#### Goal of the exercise:
Reproduce each line of the material exactly, minus any picture.

◆ ◆ ◆ ◆

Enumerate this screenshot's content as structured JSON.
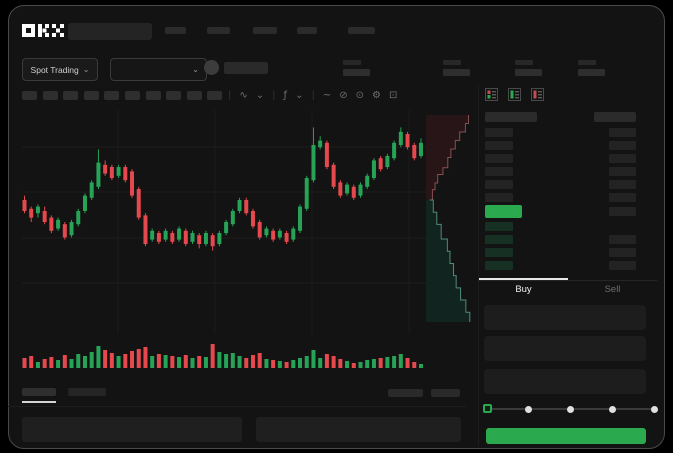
{
  "header": {
    "logo": "OKX",
    "nav_placeholder_count": 5
  },
  "market_bar": {
    "market_selector_label": "Spot Trading",
    "chevron_glyph": "⌄",
    "stat_group_count": 4
  },
  "chart_toolbar": {
    "timeframe_slot_count": 10,
    "icons": [
      {
        "name": "toolbar-divider",
        "glyph": "|"
      },
      {
        "name": "candle-style-icon",
        "glyph": "∿"
      },
      {
        "name": "chevron-down-icon",
        "glyph": "⌄"
      },
      {
        "name": "toolbar-divider",
        "glyph": "|"
      },
      {
        "name": "indicators-icon",
        "glyph": "ƒ"
      },
      {
        "name": "chevron-down-icon",
        "glyph": "⌄"
      },
      {
        "name": "toolbar-divider",
        "glyph": "|"
      },
      {
        "name": "line-tool-icon",
        "glyph": "~"
      },
      {
        "name": "eraser-tool-icon",
        "glyph": "⊘"
      },
      {
        "name": "camera-icon",
        "glyph": "⊙"
      },
      {
        "name": "settings-icon",
        "glyph": "⚙"
      },
      {
        "name": "fullscreen-icon",
        "glyph": "⊡"
      }
    ]
  },
  "orderbook": {
    "layout_icon_names": [
      "orderbook-layout-combined-icon",
      "orderbook-layout-bids-icon",
      "orderbook-layout-asks-icon"
    ],
    "ask_row_count": 6,
    "bid_row_count": 4,
    "bid_rows_with_right_value": 3,
    "last_price_highlight_color": "#2aa94f"
  },
  "trade_panel": {
    "tabs": {
      "buy_label": "Buy",
      "sell_label": "Sell",
      "active": "Buy"
    },
    "field_slot_count": 3,
    "slider": {
      "stop_count": 5,
      "active_stop_index": 0
    },
    "submit_button_color": "#2aa94f"
  },
  "bottom_panel": {
    "tab_slot_count": 2,
    "action_slot_count": 2,
    "row_panel_count": 2
  },
  "colors": {
    "background": "#131313",
    "up_green": "#26a357",
    "down_red": "#e5484d",
    "accent_green": "#2aa94f",
    "skeleton": "#262626",
    "text_primary": "#e8e8e8",
    "text_muted": "#8a8a8a"
  },
  "chart_data": {
    "type": "candlestick",
    "title": "",
    "xlabel": "",
    "ylabel": "",
    "note": "No axis tick labels are visible in the screenshot; OHLC values are in normalized 0-100 price units read from candle pixel positions. Volume in relative units. Depth curves as [distance_from_mid_fraction, cumulative_width_fraction].",
    "x_count": 60,
    "grid": {
      "h_lines": 4,
      "v_lines": 4,
      "visible": "faint"
    },
    "candles": [
      [
        60,
        62,
        54,
        55
      ],
      [
        56,
        57,
        50,
        52
      ],
      [
        54,
        58,
        52,
        57
      ],
      [
        55,
        57,
        49,
        50
      ],
      [
        52,
        53,
        45,
        46
      ],
      [
        47,
        52,
        46,
        51
      ],
      [
        49,
        50,
        42,
        43
      ],
      [
        44,
        51,
        43,
        50
      ],
      [
        49,
        56,
        48,
        55
      ],
      [
        55,
        63,
        54,
        62
      ],
      [
        61,
        69,
        60,
        68
      ],
      [
        66,
        83,
        65,
        77
      ],
      [
        76,
        78,
        71,
        72
      ],
      [
        75,
        76,
        69,
        70
      ],
      [
        71,
        76,
        70,
        75
      ],
      [
        75,
        76,
        68,
        69
      ],
      [
        73,
        74,
        61,
        62
      ],
      [
        65,
        66,
        51,
        52
      ],
      [
        53,
        54,
        39,
        40
      ],
      [
        42,
        47,
        41,
        46
      ],
      [
        45,
        46,
        40,
        41
      ],
      [
        42,
        47,
        41,
        46
      ],
      [
        45,
        46,
        40,
        41
      ],
      [
        42,
        48,
        41,
        47
      ],
      [
        46,
        47,
        39,
        40
      ],
      [
        41,
        46,
        40,
        45
      ],
      [
        44,
        45,
        38,
        40
      ],
      [
        40,
        46,
        39,
        45
      ],
      [
        44,
        45,
        37,
        39
      ],
      [
        40,
        46,
        39,
        45
      ],
      [
        45,
        51,
        44,
        50
      ],
      [
        49,
        56,
        48,
        55
      ],
      [
        55,
        61,
        54,
        60
      ],
      [
        60,
        61,
        53,
        54
      ],
      [
        55,
        56,
        47,
        48
      ],
      [
        50,
        51,
        42,
        43
      ],
      [
        44,
        48,
        43,
        47
      ],
      [
        46,
        47,
        41,
        42
      ],
      [
        43,
        47,
        42,
        46
      ],
      [
        45,
        46,
        40,
        41
      ],
      [
        42,
        48,
        41,
        47
      ],
      [
        46,
        58,
        45,
        57
      ],
      [
        56,
        71,
        55,
        70
      ],
      [
        69,
        93,
        68,
        85
      ],
      [
        84,
        89,
        83,
        87
      ],
      [
        86,
        87,
        74,
        75
      ],
      [
        76,
        77,
        65,
        66
      ],
      [
        68,
        69,
        61,
        62
      ],
      [
        63,
        68,
        62,
        67
      ],
      [
        66,
        67,
        60,
        61
      ],
      [
        62,
        68,
        61,
        67
      ],
      [
        66,
        72,
        65,
        71
      ],
      [
        70,
        79,
        69,
        78
      ],
      [
        79,
        80,
        73,
        74
      ],
      [
        75,
        81,
        74,
        80
      ],
      [
        79,
        87,
        78,
        86
      ],
      [
        85,
        93,
        84,
        91
      ],
      [
        90,
        91,
        83,
        84
      ],
      [
        85,
        86,
        78,
        79
      ],
      [
        80,
        88,
        79,
        86
      ]
    ],
    "volume": [
      10,
      12,
      6,
      9,
      11,
      8,
      13,
      9,
      14,
      12,
      16,
      22,
      18,
      15,
      12,
      14,
      17,
      19,
      21,
      12,
      14,
      13,
      12,
      11,
      13,
      10,
      12,
      11,
      24,
      16,
      14,
      15,
      12,
      10,
      13,
      15,
      9,
      8,
      7,
      6,
      8,
      10,
      12,
      18,
      10,
      14,
      12,
      9,
      7,
      5,
      6,
      8,
      9,
      10,
      11,
      12,
      14,
      10,
      6,
      4
    ],
    "depth": {
      "asks": [
        [
          0,
          0.04
        ],
        [
          0.12,
          0.1
        ],
        [
          0.2,
          0.16
        ],
        [
          0.3,
          0.22
        ],
        [
          0.38,
          0.34
        ],
        [
          0.5,
          0.45
        ],
        [
          0.6,
          0.52
        ],
        [
          0.7,
          0.62
        ],
        [
          0.8,
          0.72
        ],
        [
          0.9,
          0.85
        ],
        [
          1,
          0.92
        ]
      ],
      "bids": [
        [
          0,
          0.04
        ],
        [
          0.1,
          0.12
        ],
        [
          0.2,
          0.2
        ],
        [
          0.32,
          0.3
        ],
        [
          0.42,
          0.44
        ],
        [
          0.52,
          0.5
        ],
        [
          0.62,
          0.58
        ],
        [
          0.72,
          0.64
        ],
        [
          0.82,
          0.74
        ],
        [
          0.92,
          0.86
        ],
        [
          1,
          0.95
        ]
      ]
    }
  }
}
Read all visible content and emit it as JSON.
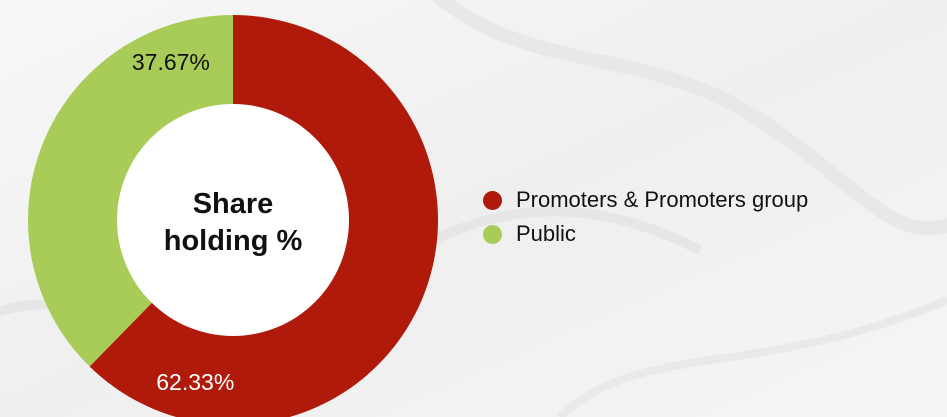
{
  "chart_data": {
    "type": "pie",
    "title": "Share holding %",
    "title_lines": [
      "Share",
      "holding %"
    ],
    "series": [
      {
        "name": "Promoters & Promoters group",
        "value": 62.33,
        "label": "62.33%",
        "color": "#b01a0b"
      },
      {
        "name": "Public",
        "value": 37.67,
        "label": "37.67%",
        "color": "#a9cc58"
      }
    ],
    "legend_position": "right",
    "donut": true
  }
}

◆ ◆ ◆ ◆

#### Task result:
Enumerate this screenshot's content as structured JSON.
{
  "header": {
    "logo": "OKX",
    "nav_placeholder_count": 5
  },
  "market_bar": {
    "market_selector_label": "Spot Trading",
    "chevron_glyph": "⌄",
    "stat_group_count": 4
  },
  "chart_toolbar": {
    "timeframe_slot_count": 10,
    "icons": [
      {
        "name": "toolbar-divider",
        "glyph": "|"
      },
      {
        "name": "candle-style-icon",
        "glyph": "∿"
      },
      {
        "name": "chevron-down-icon",
        "glyph": "⌄"
      },
      {
        "name": "toolbar-divider",
        "glyph": "|"
      },
      {
        "name": "indicators-icon",
        "glyph": "ƒ"
      },
      {
        "name": "chevron-down-icon",
        "glyph": "⌄"
      },
      {
        "name": "toolbar-divider",
        "glyph": "|"
      },
      {
        "name": "line-tool-icon",
        "glyph": "~"
      },
      {
        "name": "eraser-tool-icon",
        "glyph": "⊘"
      },
      {
        "name": "camera-icon",
        "glyph": "⊙"
      },
      {
        "name": "settings-icon",
        "glyph": "⚙"
      },
      {
        "name": "fullscreen-icon",
        "glyph": "⊡"
      }
    ]
  },
  "orderbook": {
    "layout_icon_names": [
      "orderbook-layout-combined-icon",
      "orderbook-layout-bids-icon",
      "orderbook-layout-asks-icon"
    ],
    "ask_row_count": 6,
    "bid_row_count": 4,
    "bid_rows_with_right_value": 3,
    "last_price_highlight_color": "#2aa94f"
  },
  "trade_panel": {
    "tabs": {
      "buy_label": "Buy",
      "sell_label": "Sell",
      "active": "Buy"
    },
    "field_slot_count": 3,
    "slider": {
      "stop_count": 5,
      "active_stop_index": 0
    },
    "submit_button_color": "#2aa94f"
  },
  "bottom_panel": {
    "tab_slot_count": 2,
    "action_slot_count": 2,
    "row_panel_count": 2
  },
  "colors": {
    "background": "#131313",
    "up_green": "#26a357",
    "down_red": "#e5484d",
    "accent_green": "#2aa94f",
    "skeleton": "#262626",
    "text_primary": "#e8e8e8",
    "text_muted": "#8a8a8a"
  },
  "chart_data": {
    "type": "candlestick",
    "title": "",
    "xlabel": "",
    "ylabel": "",
    "note": "No axis tick labels are visible in the screenshot; OHLC values are in normalized 0-100 price units read from candle pixel positions. Volume in relative units. Depth curves as [distance_from_mid_fraction, cumulative_width_fraction].",
    "x_count": 60,
    "grid": {
      "h_lines": 4,
      "v_lines": 4,
      "visible": "faint"
    },
    "candles": [
      [
        60,
        62,
        54,
        55
      ],
      [
        56,
        57,
        50,
        52
      ],
      [
        54,
        58,
        52,
        57
      ],
      [
        55,
        57,
        49,
        50
      ],
      [
        52,
        53,
        45,
        46
      ],
      [
        47,
        52,
        46,
        51
      ],
      [
        49,
        50,
        42,
        43
      ],
      [
        44,
        51,
        43,
        50
      ],
      [
        49,
        56,
        48,
        55
      ],
      [
        55,
        63,
        54,
        62
      ],
      [
        61,
        69,
        60,
        68
      ],
      [
        66,
        83,
        65,
        77
      ],
      [
        76,
        78,
        71,
        72
      ],
      [
        75,
        76,
        69,
        70
      ],
      [
        71,
        76,
        70,
        75
      ],
      [
        75,
        76,
        68,
        69
      ],
      [
        73,
        74,
        61,
        62
      ],
      [
        65,
        66,
        51,
        52
      ],
      [
        53,
        54,
        39,
        40
      ],
      [
        42,
        47,
        41,
        46
      ],
      [
        45,
        46,
        40,
        41
      ],
      [
        42,
        47,
        41,
        46
      ],
      [
        45,
        46,
        40,
        41
      ],
      [
        42,
        48,
        41,
        47
      ],
      [
        46,
        47,
        39,
        40
      ],
      [
        41,
        46,
        40,
        45
      ],
      [
        44,
        45,
        38,
        40
      ],
      [
        40,
        46,
        39,
        45
      ],
      [
        44,
        45,
        37,
        39
      ],
      [
        40,
        46,
        39,
        45
      ],
      [
        45,
        51,
        44,
        50
      ],
      [
        49,
        56,
        48,
        55
      ],
      [
        55,
        61,
        54,
        60
      ],
      [
        60,
        61,
        53,
        54
      ],
      [
        55,
        56,
        47,
        48
      ],
      [
        50,
        51,
        42,
        43
      ],
      [
        44,
        48,
        43,
        47
      ],
      [
        46,
        47,
        41,
        42
      ],
      [
        43,
        47,
        42,
        46
      ],
      [
        45,
        46,
        40,
        41
      ],
      [
        42,
        48,
        41,
        47
      ],
      [
        46,
        58,
        45,
        57
      ],
      [
        56,
        71,
        55,
        70
      ],
      [
        69,
        93,
        68,
        85
      ],
      [
        84,
        89,
        83,
        87
      ],
      [
        86,
        87,
        74,
        75
      ],
      [
        76,
        77,
        65,
        66
      ],
      [
        68,
        69,
        61,
        62
      ],
      [
        63,
        68,
        62,
        67
      ],
      [
        66,
        67,
        60,
        61
      ],
      [
        62,
        68,
        61,
        67
      ],
      [
        66,
        72,
        65,
        71
      ],
      [
        70,
        79,
        69,
        78
      ],
      [
        79,
        80,
        73,
        74
      ],
      [
        75,
        81,
        74,
        80
      ],
      [
        79,
        87,
        78,
        86
      ],
      [
        85,
        93,
        84,
        91
      ],
      [
        90,
        91,
        83,
        84
      ],
      [
        85,
        86,
        78,
        79
      ],
      [
        80,
        88,
        79,
        86
      ]
    ],
    "volume": [
      10,
      12,
      6,
      9,
      11,
      8,
      13,
      9,
      14,
      12,
      16,
      22,
      18,
      15,
      12,
      14,
      17,
      19,
      21,
      12,
      14,
      13,
      12,
      11,
      13,
      10,
      12,
      11,
      24,
      16,
      14,
      15,
      12,
      10,
      13,
      15,
      9,
      8,
      7,
      6,
      8,
      10,
      12,
      18,
      10,
      14,
      12,
      9,
      7,
      5,
      6,
      8,
      9,
      10,
      11,
      12,
      14,
      10,
      6,
      4
    ],
    "depth": {
      "asks": [
        [
          0,
          0.04
        ],
        [
          0.12,
          0.1
        ],
        [
          0.2,
          0.16
        ],
        [
          0.3,
          0.22
        ],
        [
          0.38,
          0.34
        ],
        [
          0.5,
          0.45
        ],
        [
          0.6,
          0.52
        ],
        [
          0.7,
          0.62
        ],
        [
          0.8,
          0.72
        ],
        [
          0.9,
          0.85
        ],
        [
          1,
          0.92
        ]
      ],
      "bids": [
        [
          0,
          0.04
        ],
        [
          0.1,
          0.12
        ],
        [
          0.2,
          0.2
        ],
        [
          0.32,
          0.3
        ],
        [
          0.42,
          0.44
        ],
        [
          0.52,
          0.5
        ],
        [
          0.62,
          0.58
        ],
        [
          0.72,
          0.64
        ],
        [
          0.82,
          0.74
        ],
        [
          0.92,
          0.86
        ],
        [
          1,
          0.95
        ]
      ]
    }
  }
}
Read all visible content and emit it as JSON.
{
  "chart_data": {
    "type": "pie",
    "title": "Share holding %",
    "title_lines": [
      "Share",
      "holding %"
    ],
    "series": [
      {
        "name": "Promoters & Promoters group",
        "value": 62.33,
        "label": "62.33%",
        "color": "#b01a0b"
      },
      {
        "name": "Public",
        "value": 37.67,
        "label": "37.67%",
        "color": "#a9cc58"
      }
    ],
    "legend_position": "right",
    "donut": true
  }
}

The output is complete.